[Stored items]
** Start **

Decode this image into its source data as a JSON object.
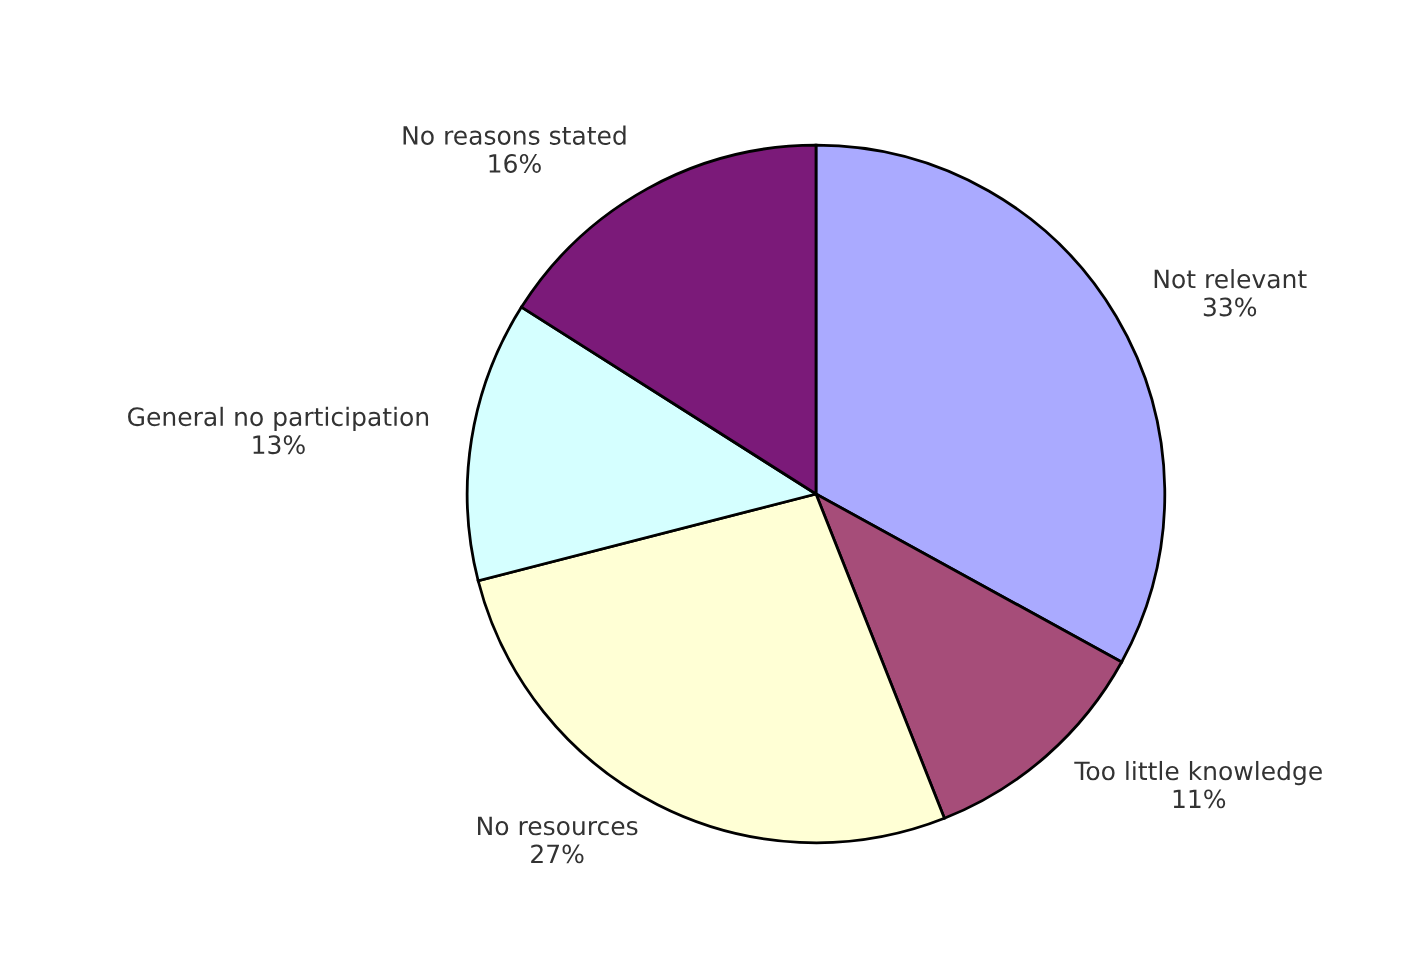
{
  "chart_data": {
    "type": "pie",
    "categories": [
      "Not relevant",
      "Too little knowledge",
      "No resources",
      "General no participation",
      "No reasons stated"
    ],
    "values": [
      33,
      11,
      27,
      13,
      16
    ],
    "value_labels": [
      "33%",
      "11%",
      "27%",
      "13%",
      "16%"
    ],
    "colors": [
      "#aaaaff",
      "#a64d79",
      "#ffffd5",
      "#d5ffff",
      "#7b1a79"
    ]
  }
}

** End **

From the material above, reproduce everything verbatim except the pictures.

◆ The solution:
Decode this image into its source data as a JSON object.
{
  "chart_data": {
    "type": "pie",
    "categories": [
      "Not relevant",
      "Too little knowledge",
      "No resources",
      "General no participation",
      "No reasons stated"
    ],
    "values": [
      33,
      11,
      27,
      13,
      16
    ],
    "value_labels": [
      "33%",
      "11%",
      "27%",
      "13%",
      "16%"
    ],
    "colors": [
      "#aaaaff",
      "#a64d79",
      "#ffffd5",
      "#d5ffff",
      "#7b1a79"
    ]
  }
}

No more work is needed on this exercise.